Stated task
Copy each line containing the word "this" from the records that follow, please.

Data section
>>>>>
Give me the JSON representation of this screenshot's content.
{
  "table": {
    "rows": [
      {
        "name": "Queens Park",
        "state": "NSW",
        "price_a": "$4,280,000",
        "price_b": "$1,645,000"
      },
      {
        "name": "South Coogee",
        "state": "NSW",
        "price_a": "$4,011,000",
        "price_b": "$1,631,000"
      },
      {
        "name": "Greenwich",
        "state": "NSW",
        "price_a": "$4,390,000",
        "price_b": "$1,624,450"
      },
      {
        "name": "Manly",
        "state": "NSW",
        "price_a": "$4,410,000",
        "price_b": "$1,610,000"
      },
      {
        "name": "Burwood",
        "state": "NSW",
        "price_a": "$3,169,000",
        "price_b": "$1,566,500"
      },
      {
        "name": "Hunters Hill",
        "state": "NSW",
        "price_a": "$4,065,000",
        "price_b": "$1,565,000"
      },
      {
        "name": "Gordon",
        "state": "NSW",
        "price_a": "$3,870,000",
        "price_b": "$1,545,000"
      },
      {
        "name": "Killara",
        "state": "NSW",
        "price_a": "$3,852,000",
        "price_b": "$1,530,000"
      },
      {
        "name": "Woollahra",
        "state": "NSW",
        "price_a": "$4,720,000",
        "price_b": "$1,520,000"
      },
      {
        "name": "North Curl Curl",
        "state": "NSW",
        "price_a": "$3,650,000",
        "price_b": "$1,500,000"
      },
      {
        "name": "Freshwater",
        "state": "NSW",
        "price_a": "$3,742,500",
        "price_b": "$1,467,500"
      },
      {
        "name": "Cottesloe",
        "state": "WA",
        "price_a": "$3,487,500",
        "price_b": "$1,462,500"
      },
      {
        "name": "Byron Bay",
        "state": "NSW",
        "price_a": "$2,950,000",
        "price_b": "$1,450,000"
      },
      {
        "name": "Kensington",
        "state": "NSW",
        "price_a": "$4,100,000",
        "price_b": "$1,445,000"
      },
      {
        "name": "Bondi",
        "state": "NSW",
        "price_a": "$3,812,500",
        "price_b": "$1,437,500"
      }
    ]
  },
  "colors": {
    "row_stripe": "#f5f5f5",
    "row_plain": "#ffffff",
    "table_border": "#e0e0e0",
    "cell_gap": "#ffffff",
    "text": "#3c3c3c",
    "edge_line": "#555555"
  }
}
<<<<<
>>>>>
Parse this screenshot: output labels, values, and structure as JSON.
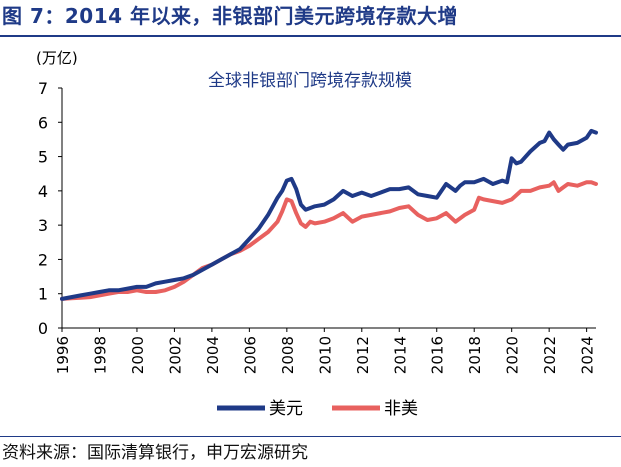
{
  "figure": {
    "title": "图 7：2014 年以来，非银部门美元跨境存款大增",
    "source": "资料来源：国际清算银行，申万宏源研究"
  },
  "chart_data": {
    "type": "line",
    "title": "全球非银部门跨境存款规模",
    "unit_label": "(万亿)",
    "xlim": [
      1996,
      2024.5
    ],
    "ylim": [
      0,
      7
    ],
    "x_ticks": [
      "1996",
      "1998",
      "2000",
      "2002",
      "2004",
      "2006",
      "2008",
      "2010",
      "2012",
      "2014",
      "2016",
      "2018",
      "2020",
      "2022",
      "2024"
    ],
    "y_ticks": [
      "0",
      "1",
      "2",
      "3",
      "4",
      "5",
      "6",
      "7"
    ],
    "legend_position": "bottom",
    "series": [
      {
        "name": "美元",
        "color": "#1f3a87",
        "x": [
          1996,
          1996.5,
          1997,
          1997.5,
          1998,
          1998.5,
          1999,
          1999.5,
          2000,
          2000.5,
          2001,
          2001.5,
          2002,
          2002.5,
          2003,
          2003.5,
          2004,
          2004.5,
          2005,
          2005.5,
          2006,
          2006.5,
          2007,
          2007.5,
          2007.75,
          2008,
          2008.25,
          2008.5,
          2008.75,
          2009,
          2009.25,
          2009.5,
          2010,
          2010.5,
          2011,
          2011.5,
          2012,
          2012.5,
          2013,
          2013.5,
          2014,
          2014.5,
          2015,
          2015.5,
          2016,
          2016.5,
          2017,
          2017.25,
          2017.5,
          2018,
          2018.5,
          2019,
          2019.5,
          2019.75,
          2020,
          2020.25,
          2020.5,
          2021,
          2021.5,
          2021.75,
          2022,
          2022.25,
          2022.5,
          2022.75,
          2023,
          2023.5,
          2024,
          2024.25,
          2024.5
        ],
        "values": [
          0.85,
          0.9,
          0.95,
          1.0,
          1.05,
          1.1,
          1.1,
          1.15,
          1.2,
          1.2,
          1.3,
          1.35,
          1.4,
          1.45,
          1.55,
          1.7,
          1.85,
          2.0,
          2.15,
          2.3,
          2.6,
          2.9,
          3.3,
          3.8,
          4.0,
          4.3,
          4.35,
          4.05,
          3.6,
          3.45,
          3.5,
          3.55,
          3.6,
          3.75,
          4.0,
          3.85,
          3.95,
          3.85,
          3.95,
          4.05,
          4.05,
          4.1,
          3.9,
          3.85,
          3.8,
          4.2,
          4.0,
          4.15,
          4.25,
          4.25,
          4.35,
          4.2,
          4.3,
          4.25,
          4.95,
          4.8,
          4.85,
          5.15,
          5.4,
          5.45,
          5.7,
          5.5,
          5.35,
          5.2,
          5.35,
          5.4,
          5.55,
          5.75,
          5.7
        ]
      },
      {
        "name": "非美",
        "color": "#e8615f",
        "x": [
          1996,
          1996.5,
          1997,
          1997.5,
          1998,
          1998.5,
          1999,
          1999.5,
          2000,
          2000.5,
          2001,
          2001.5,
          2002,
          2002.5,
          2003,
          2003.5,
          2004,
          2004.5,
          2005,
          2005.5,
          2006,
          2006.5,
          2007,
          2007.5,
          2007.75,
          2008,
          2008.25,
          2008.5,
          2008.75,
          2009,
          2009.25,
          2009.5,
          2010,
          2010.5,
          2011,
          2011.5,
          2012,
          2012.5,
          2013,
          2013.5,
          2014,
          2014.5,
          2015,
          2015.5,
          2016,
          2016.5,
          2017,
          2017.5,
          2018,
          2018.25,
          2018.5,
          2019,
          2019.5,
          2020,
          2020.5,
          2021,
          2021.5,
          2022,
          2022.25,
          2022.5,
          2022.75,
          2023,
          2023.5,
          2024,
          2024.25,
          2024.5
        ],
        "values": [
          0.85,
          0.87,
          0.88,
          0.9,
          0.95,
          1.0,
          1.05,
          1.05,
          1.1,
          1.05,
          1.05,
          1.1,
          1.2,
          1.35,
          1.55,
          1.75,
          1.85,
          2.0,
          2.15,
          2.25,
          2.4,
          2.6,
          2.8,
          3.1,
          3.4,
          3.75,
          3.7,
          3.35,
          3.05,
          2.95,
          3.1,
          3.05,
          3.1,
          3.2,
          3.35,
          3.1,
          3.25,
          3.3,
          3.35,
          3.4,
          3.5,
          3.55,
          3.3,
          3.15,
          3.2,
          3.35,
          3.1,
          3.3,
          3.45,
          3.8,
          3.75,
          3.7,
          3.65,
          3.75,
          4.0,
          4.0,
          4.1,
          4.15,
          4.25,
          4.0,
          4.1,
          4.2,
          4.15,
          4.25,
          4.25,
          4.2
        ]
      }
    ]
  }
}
<<<<<
Solution to the exercise
Give me the JSON representation of this screenshot's content.
Parse this screenshot: output labels, values, and structure as JSON.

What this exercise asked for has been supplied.